Every record should be written out exactly, with the pictures left out.

========================================================================

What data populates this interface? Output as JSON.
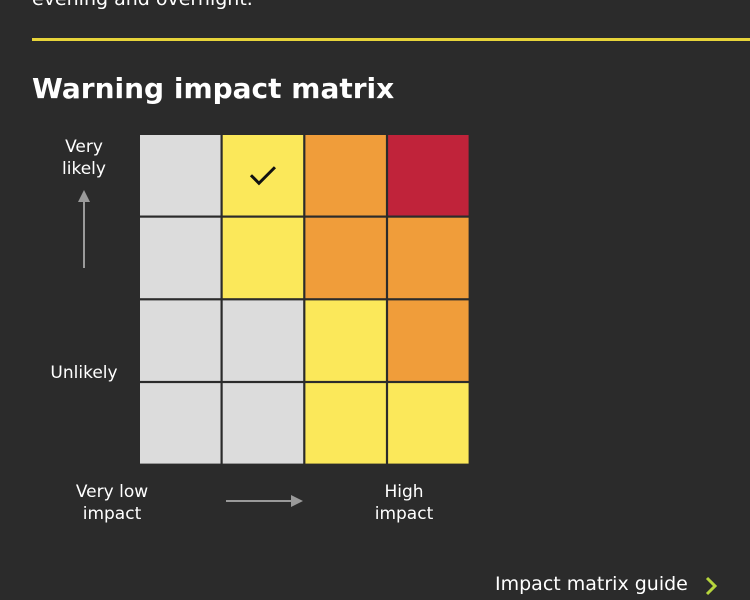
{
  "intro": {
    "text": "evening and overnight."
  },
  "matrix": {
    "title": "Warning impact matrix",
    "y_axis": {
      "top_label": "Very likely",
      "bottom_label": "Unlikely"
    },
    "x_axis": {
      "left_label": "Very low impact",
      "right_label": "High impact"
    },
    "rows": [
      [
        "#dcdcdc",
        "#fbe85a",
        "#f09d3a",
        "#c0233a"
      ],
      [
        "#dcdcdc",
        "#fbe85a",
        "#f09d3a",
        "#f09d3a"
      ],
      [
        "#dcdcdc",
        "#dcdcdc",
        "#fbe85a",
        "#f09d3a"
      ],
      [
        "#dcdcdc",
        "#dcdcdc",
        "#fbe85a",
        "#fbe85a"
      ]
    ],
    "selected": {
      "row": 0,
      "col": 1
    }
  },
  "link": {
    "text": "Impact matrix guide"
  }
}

========================================================================

Result of the exercise:
What data populates this interface? Output as JSON.
{
  "intro": {
    "text": "evening and overnight."
  },
  "matrix": {
    "title": "Warning impact matrix",
    "y_axis": {
      "top_label": "Very likely",
      "bottom_label": "Unlikely"
    },
    "x_axis": {
      "left_label": "Very low impact",
      "right_label": "High impact"
    },
    "rows": [
      [
        "#dcdcdc",
        "#fbe85a",
        "#f09d3a",
        "#c0233a"
      ],
      [
        "#dcdcdc",
        "#fbe85a",
        "#f09d3a",
        "#f09d3a"
      ],
      [
        "#dcdcdc",
        "#dcdcdc",
        "#fbe85a",
        "#f09d3a"
      ],
      [
        "#dcdcdc",
        "#dcdcdc",
        "#fbe85a",
        "#fbe85a"
      ]
    ],
    "selected": {
      "row": 0,
      "col": 1
    }
  },
  "link": {
    "text": "Impact matrix guide"
  }
}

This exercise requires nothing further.